Raw data

◆ ◆ ◆

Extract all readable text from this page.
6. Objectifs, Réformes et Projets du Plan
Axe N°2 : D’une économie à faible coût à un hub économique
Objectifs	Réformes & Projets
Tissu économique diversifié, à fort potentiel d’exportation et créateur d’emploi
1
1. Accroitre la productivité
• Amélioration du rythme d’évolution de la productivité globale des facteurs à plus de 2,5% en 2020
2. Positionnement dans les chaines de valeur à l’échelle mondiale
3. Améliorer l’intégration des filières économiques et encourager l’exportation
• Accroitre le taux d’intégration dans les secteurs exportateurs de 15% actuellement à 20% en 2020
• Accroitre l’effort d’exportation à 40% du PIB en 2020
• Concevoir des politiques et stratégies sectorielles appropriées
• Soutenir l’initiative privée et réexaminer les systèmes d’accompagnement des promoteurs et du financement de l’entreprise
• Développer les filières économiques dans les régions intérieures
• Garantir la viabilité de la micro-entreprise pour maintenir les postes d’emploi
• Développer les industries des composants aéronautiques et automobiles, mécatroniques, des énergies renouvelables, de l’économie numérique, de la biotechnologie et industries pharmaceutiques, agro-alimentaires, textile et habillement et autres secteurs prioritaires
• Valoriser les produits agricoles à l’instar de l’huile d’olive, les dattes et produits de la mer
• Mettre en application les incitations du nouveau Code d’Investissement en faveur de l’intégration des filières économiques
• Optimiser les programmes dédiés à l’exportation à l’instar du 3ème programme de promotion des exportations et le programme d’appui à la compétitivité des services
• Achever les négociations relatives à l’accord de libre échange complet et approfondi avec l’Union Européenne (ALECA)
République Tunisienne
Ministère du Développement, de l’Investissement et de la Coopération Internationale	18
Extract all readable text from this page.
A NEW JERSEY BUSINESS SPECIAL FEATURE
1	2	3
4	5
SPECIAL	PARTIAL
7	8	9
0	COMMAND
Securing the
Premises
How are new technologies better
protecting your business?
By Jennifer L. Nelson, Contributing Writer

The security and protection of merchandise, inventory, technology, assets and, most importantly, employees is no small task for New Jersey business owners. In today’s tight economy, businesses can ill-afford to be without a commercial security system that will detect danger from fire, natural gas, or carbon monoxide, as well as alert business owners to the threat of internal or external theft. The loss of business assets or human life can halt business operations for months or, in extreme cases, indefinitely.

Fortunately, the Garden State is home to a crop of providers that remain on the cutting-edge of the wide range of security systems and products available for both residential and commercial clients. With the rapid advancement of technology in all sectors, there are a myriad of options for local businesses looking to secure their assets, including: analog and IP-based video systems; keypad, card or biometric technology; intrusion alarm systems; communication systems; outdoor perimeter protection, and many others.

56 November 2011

◆ ◆ ◆

From the records given above, copy all lines containing "économiques".

3. Améliorer l’intégration des filières économiques et encourager l’exportation
• Développer les filières économiques dans les régions intérieures
• Mettre en application les incitations du nouveau Code d’Investissement en faveur de l’intégration des filières économiques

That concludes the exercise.